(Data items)
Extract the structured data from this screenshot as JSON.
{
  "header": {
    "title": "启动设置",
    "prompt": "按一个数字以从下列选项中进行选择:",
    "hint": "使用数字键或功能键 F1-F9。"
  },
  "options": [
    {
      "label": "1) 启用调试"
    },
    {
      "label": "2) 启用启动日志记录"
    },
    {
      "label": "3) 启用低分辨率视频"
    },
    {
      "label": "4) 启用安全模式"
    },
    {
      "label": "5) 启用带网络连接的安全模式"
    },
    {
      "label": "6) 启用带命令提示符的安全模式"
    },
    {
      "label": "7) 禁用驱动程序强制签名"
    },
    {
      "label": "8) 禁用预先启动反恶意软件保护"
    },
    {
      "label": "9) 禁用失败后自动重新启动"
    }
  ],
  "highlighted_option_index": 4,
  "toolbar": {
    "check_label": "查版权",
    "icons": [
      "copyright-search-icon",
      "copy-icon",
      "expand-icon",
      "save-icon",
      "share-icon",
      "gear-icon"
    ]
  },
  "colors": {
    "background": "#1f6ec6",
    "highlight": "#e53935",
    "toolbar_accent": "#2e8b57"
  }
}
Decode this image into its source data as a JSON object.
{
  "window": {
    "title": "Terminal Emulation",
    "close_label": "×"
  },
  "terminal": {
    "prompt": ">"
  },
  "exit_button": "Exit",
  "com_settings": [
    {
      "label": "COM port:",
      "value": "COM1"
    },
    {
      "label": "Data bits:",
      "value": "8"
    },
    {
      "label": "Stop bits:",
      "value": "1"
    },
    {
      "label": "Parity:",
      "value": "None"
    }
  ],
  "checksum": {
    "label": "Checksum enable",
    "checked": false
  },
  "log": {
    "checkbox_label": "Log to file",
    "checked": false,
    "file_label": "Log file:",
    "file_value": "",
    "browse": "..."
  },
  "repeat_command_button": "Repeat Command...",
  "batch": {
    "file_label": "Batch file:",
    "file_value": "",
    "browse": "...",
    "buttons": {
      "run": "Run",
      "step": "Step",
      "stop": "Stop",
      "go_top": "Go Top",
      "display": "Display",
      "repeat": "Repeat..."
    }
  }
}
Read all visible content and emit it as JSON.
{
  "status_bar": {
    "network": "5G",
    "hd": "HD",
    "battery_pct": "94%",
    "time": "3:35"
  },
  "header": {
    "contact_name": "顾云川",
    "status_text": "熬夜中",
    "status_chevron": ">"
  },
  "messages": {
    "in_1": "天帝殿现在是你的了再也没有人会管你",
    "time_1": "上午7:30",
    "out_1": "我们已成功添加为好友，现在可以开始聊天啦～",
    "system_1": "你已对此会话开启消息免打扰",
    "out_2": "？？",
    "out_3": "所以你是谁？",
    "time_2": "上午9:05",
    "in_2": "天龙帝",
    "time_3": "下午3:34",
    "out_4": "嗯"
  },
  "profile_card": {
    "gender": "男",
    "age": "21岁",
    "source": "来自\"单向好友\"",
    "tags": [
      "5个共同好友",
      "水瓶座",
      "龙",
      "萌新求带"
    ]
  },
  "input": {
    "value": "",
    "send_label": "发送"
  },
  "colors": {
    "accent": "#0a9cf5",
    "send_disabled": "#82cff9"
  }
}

TASK GOAL :: Every record above should be output exactly.

FULL SOLUTION ::
Extract the structured data from this screenshot as JSON.
{
  "header": {
    "title": "启动设置",
    "prompt": "按一个数字以从下列选项中进行选择:",
    "hint": "使用数字键或功能键 F1-F9。"
  },
  "options": [
    {
      "label": "1) 启用调试"
    },
    {
      "label": "2) 启用启动日志记录"
    },
    {
      "label": "3) 启用低分辨率视频"
    },
    {
      "label": "4) 启用安全模式"
    },
    {
      "label": "5) 启用带网络连接的安全模式"
    },
    {
      "label": "6) 启用带命令提示符的安全模式"
    },
    {
      "label": "7) 禁用驱动程序强制签名"
    },
    {
      "label": "8) 禁用预先启动反恶意软件保护"
    },
    {
      "label": "9) 禁用失败后自动重新启动"
    }
  ],
  "highlighted_option_index": 4,
  "toolbar": {
    "check_label": "查版权",
    "icons": [
      "copyright-search-icon",
      "copy-icon",
      "expand-icon",
      "save-icon",
      "share-icon",
      "gear-icon"
    ]
  },
  "colors": {
    "background": "#1f6ec6",
    "highlight": "#e53935",
    "toolbar_accent": "#2e8b57"
  }
}
Decode this image into its source data as a JSON object.
{
  "window": {
    "title": "Terminal Emulation",
    "close_label": "×"
  },
  "terminal": {
    "prompt": ">"
  },
  "exit_button": "Exit",
  "com_settings": [
    {
      "label": "COM port:",
      "value": "COM1"
    },
    {
      "label": "Data bits:",
      "value": "8"
    },
    {
      "label": "Stop bits:",
      "value": "1"
    },
    {
      "label": "Parity:",
      "value": "None"
    }
  ],
  "checksum": {
    "label": "Checksum enable",
    "checked": false
  },
  "log": {
    "checkbox_label": "Log to file",
    "checked": false,
    "file_label": "Log file:",
    "file_value": "",
    "browse": "..."
  },
  "repeat_command_button": "Repeat Command...",
  "batch": {
    "file_label": "Batch file:",
    "file_value": "",
    "browse": "...",
    "buttons": {
      "run": "Run",
      "step": "Step",
      "stop": "Stop",
      "go_top": "Go Top",
      "display": "Display",
      "repeat": "Repeat..."
    }
  }
}
Read all visible content and emit it as JSON.
{
  "status_bar": {
    "network": "5G",
    "hd": "HD",
    "battery_pct": "94%",
    "time": "3:35"
  },
  "header": {
    "contact_name": "顾云川",
    "status_text": "熬夜中",
    "status_chevron": ">"
  },
  "messages": {
    "in_1": "天帝殿现在是你的了再也没有人会管你",
    "time_1": "上午7:30",
    "out_1": "我们已成功添加为好友，现在可以开始聊天啦～",
    "system_1": "你已对此会话开启消息免打扰",
    "out_2": "？？",
    "out_3": "所以你是谁？",
    "time_2": "上午9:05",
    "in_2": "天龙帝",
    "time_3": "下午3:34",
    "out_4": "嗯"
  },
  "profile_card": {
    "gender": "男",
    "age": "21岁",
    "source": "来自\"单向好友\"",
    "tags": [
      "5个共同好友",
      "水瓶座",
      "龙",
      "萌新求带"
    ]
  },
  "input": {
    "value": "",
    "send_label": "发送"
  },
  "colors": {
    "accent": "#0a9cf5",
    "send_disabled": "#82cff9"
  }
}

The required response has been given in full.